(Data entries)
==========
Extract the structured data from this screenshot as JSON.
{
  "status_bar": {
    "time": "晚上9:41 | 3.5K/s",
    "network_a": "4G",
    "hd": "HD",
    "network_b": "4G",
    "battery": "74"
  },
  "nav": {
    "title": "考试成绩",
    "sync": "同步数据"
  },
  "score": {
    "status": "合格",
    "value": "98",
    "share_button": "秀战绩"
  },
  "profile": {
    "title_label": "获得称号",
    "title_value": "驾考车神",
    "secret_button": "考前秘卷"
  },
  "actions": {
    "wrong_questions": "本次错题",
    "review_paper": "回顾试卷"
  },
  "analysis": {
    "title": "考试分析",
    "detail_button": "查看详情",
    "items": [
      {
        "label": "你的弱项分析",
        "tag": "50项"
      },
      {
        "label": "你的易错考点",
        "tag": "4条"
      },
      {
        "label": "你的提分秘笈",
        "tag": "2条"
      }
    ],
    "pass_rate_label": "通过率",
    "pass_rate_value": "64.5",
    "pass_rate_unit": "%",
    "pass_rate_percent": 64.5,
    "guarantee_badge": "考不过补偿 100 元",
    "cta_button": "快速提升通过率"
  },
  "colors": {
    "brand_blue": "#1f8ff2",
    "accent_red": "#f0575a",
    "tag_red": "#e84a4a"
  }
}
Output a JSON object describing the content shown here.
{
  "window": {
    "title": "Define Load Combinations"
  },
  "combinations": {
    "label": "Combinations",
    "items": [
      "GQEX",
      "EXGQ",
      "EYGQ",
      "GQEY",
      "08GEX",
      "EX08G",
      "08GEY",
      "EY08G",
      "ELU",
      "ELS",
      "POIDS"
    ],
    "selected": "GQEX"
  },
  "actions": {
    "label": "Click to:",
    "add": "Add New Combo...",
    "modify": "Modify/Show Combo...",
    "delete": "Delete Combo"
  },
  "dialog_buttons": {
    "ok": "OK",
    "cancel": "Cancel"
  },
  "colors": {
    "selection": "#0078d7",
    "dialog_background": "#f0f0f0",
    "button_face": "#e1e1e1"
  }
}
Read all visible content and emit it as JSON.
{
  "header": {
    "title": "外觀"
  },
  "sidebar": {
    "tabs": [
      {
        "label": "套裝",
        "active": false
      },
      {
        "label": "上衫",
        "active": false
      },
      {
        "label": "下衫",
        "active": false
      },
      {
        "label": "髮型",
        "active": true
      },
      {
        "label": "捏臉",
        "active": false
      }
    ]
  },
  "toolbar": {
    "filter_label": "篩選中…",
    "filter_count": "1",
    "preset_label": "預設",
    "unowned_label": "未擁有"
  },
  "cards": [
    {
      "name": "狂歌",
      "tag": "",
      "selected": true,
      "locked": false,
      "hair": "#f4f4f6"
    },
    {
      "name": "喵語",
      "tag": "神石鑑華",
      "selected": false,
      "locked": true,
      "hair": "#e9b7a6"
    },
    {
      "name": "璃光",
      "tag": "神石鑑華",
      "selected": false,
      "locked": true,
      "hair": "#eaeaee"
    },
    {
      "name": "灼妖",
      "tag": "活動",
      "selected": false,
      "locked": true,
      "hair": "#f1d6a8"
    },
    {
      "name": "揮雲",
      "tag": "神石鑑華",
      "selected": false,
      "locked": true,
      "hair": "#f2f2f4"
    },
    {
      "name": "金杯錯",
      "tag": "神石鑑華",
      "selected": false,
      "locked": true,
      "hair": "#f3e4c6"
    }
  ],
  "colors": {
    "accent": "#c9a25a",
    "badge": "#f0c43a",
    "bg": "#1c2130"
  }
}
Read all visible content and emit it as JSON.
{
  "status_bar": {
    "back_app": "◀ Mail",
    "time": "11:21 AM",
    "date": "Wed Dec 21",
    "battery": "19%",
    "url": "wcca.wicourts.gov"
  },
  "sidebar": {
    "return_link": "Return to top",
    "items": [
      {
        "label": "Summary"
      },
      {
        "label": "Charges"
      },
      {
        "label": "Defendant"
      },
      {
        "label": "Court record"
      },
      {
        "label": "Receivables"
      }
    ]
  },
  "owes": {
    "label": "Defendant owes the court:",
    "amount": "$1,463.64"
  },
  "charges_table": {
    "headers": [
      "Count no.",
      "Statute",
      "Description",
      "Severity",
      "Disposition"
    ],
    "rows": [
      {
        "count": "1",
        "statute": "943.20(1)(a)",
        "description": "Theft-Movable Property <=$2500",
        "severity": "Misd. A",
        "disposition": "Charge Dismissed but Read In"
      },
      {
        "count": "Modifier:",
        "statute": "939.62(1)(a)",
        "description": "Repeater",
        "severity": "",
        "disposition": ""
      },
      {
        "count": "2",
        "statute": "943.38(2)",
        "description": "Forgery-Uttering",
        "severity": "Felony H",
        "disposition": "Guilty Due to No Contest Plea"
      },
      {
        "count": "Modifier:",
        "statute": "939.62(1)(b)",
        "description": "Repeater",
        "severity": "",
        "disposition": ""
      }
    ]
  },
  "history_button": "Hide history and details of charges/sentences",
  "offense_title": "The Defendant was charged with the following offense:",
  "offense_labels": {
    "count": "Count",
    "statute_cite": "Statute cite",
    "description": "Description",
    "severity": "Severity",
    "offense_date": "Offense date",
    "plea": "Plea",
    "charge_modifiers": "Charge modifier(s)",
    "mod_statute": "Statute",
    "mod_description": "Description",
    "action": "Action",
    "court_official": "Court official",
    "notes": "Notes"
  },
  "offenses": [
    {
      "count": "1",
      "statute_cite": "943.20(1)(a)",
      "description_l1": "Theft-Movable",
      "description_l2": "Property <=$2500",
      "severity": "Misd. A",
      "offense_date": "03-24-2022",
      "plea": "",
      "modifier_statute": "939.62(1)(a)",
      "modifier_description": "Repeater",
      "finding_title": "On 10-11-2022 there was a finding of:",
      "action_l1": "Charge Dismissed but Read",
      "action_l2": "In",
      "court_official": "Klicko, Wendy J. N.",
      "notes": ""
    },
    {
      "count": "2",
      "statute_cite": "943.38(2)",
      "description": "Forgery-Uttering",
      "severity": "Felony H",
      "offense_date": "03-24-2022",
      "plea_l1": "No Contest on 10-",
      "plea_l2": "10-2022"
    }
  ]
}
==========
Copy out every line of the listing that contains the string "Forgery".

        "description": "Forgery-Uttering",
      "description": "Forgery-Uttering",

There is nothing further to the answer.